Please output every line of the material as it stands, without the pictures.

------ Material supplied ------

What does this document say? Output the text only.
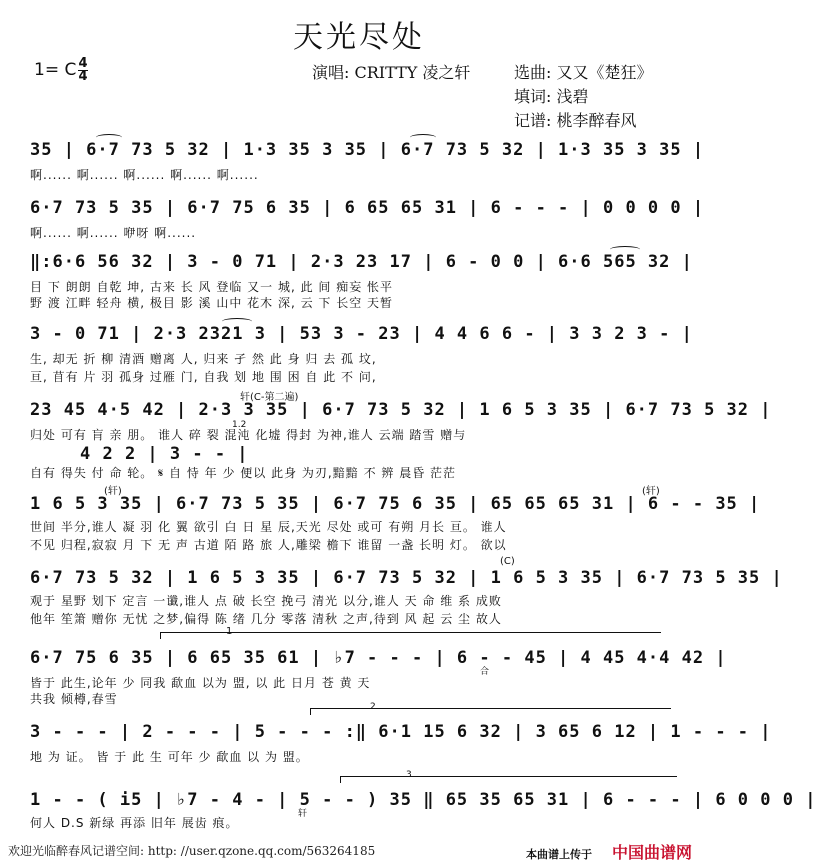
天光尽处
1= C 4
4	演唱: CRITTY 凌之轩	选曲: 又又《楚狂》
填词: 浅碧
记谱: 桃李醉春风
35 | 6·7 73 5 32 | 1·3 35 3 35 | 6·7 73 5 32 | 1·3 35 3 35 |
啊...... 啊...... 啊...... 啊...... 啊......
6·7 73 5 35 | 6·7 75 6 35 | 6 65 65 31 | 6 - - - | 0 0 0 0 |
啊...... 啊...... 咿呀 啊......
‖:6·6 56 32 | 3 - 0 71 | 2·3 23 17 | 6 - 0 0 | 6·6 565 32 |
目 下 朗朗 自乾 坤, 古来 长 风 登临 又一 城, 此 间 痴妄 怅平
野 渡 江畔 轻舟 横, 极目 影 溪 山中 花木 深, 云 下 长空 天暂
3 - 0 71 | 2·3 2321 3 | 53 3 - 23 | 4 4 6 6 - | 3 3 2 3 - |
生, 却无 折 柳 清酒 赠离 人, 归来 孑 然 此 身 归 去 孤 坟,
亘, 苜有 片 羽 孤身 过雁 门, 自我 划 地 围 困 自 此 不 问,
轩(C-第二遍)
23 45 4·5 42 | 2·3 3 35 | 6·7 73 5 32 | 1 6 5 3 35 | 6·7 73 5 32 |
1.2
归处 可有 肓 亲 朋。 谁人 碎 裂 混沌 化墟 得封 为神,谁人 云端 踏雪 赠与
4 2 2 | 3 - - |
自有 得失 付 命 轮。 𝄋 自 恃 年 少 便以 此身 为刃,黯黯 不 辨 晨昏 茫茫
(轩)	(轩)
1 6 5 3 35 | 6·7 73 5 35 | 6·7 75 6 35 | 65 65 65 31 | 6 - - 35 |
世间 半分,谁人 凝 羽 化 翼 欲引 白 日 星 辰,天光 尽处 或可 有朔 月长 亘。 谁人
不见 归程,寂寂 月 下 无 声 古道 陌 路 旅 人,雕梁 檐下 谁留 一盏 长明 灯。 欲以
(C)
6·7 73 5 32 | 1 6 5 3 35 | 6·7 73 5 32 | 1 6 5 3 35 | 6·7 73 5 35 |
观于 星野 划下 定言 一谶,谁人 点 破 长空 挽弓 清光 以分,谁人 天 命 维 系 成败
他年 笙箫 赠你 无忧 之梦,偏得 陈 绪 几分 零落 清秋 之声,待到 风 起 云 尘 故人
1
6·7 75 6 35 | 6 65 35 61 | ♭7 - - - | 6 - - 45 | 4 45 4·4 42 |
皆于 此生,论年 少 同我 歃血 以为 盟, 以 此 日月 苍 黄 天
共我 倾樽,春雪
合
2
3 - - - | 2 - - - | 5 - - - :‖ 6·1 15 6 32 | 3 65 6 12 | 1 - - - |
地 为 证。 皆 于 此 生 可年 少 歃血 以 为 盟。
3
1 - - ( i5 | ♭7 - 4 - | 5 - - ) 35 ‖ 65 35 65 31 | 6 - - - | 6 0 0 0 |
何人 D.S 新绿 再添 旧年 展齿 痕。
轩
欢迎光临醉春风记谱空间: http: //user.qzone.qq.com/563264185	本曲谱上传于 中国曲谱网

------

## Full response
What does this document say? Output the text only.
天光尽处
1= C 4
4	演唱: CRITTY 凌之轩	选曲: 又又《楚狂》
填词: 浅碧
记谱: 桃李醉春风
35 | 6·7 73 5 32 | 1·3 35 3 35 | 6·7 73 5 32 | 1·3 35 3 35 |
啊...... 啊...... 啊...... 啊...... 啊......
6·7 73 5 35 | 6·7 75 6 35 | 6 65 65 31 | 6 - - - | 0 0 0 0 |
啊...... 啊...... 咿呀 啊......
‖:6·6 56 32 | 3 - 0 71 | 2·3 23 17 | 6 - 0 0 | 6·6 565 32 |
目 下 朗朗 自乾 坤, 古来 长 风 登临 又一 城, 此 间 痴妄 怅平
野 渡 江畔 轻舟 横, 极目 影 溪 山中 花木 深, 云 下 长空 天暂
3 - 0 71 | 2·3 2321 3 | 53 3 - 23 | 4 4 6 6 - | 3 3 2 3 - |
生, 却无 折 柳 清酒 赠离 人, 归来 孑 然 此 身 归 去 孤 坟,
亘, 苜有 片 羽 孤身 过雁 门, 自我 划 地 围 困 自 此 不 问,
轩(C-第二遍)
23 45 4·5 42 | 2·3 3 35 | 6·7 73 5 32 | 1 6 5 3 35 | 6·7 73 5 32 |
1.2
归处 可有 肓 亲 朋。 谁人 碎 裂 混沌 化墟 得封 为神,谁人 云端 踏雪 赠与
4 2 2 | 3 - - |
自有 得失 付 命 轮。 𝄋 自 恃 年 少 便以 此身 为刃,黯黯 不 辨 晨昏 茫茫
(轩)	(轩)
1 6 5 3 35 | 6·7 73 5 35 | 6·7 75 6 35 | 65 65 65 31 | 6 - - 35 |
世间 半分,谁人 凝 羽 化 翼 欲引 白 日 星 辰,天光 尽处 或可 有朔 月长 亘。 谁人
不见 归程,寂寂 月 下 无 声 古道 陌 路 旅 人,雕梁 檐下 谁留 一盏 长明 灯。 欲以
(C)
6·7 73 5 32 | 1 6 5 3 35 | 6·7 73 5 32 | 1 6 5 3 35 | 6·7 73 5 35 |
观于 星野 划下 定言 一谶,谁人 点 破 长空 挽弓 清光 以分,谁人 天 命 维 系 成败
他年 笙箫 赠你 无忧 之梦,偏得 陈 绪 几分 零落 清秋 之声,待到 风 起 云 尘 故人
1
6·7 75 6 35 | 6 65 35 61 | ♭7 - - - | 6 - - 45 | 4 45 4·4 42 |
皆于 此生,论年 少 同我 歃血 以为 盟, 以 此 日月 苍 黄 天
共我 倾樽,春雪
合
2
3 - - - | 2 - - - | 5 - - - :‖ 6·1 15 6 32 | 3 65 6 12 | 1 - - - |
地 为 证。 皆 于 此 生 可年 少 歃血 以 为 盟。
3
1 - - ( i5 | ♭7 - 4 - | 5 - - ) 35 ‖ 65 35 65 31 | 6 - - - | 6 0 0 0 |
何人 D.S 新绿 再添 旧年 展齿 痕。
轩
欢迎光临醉春风记谱空间: http: //user.qzone.qq.com/563264185	本曲谱上传于 中国曲谱网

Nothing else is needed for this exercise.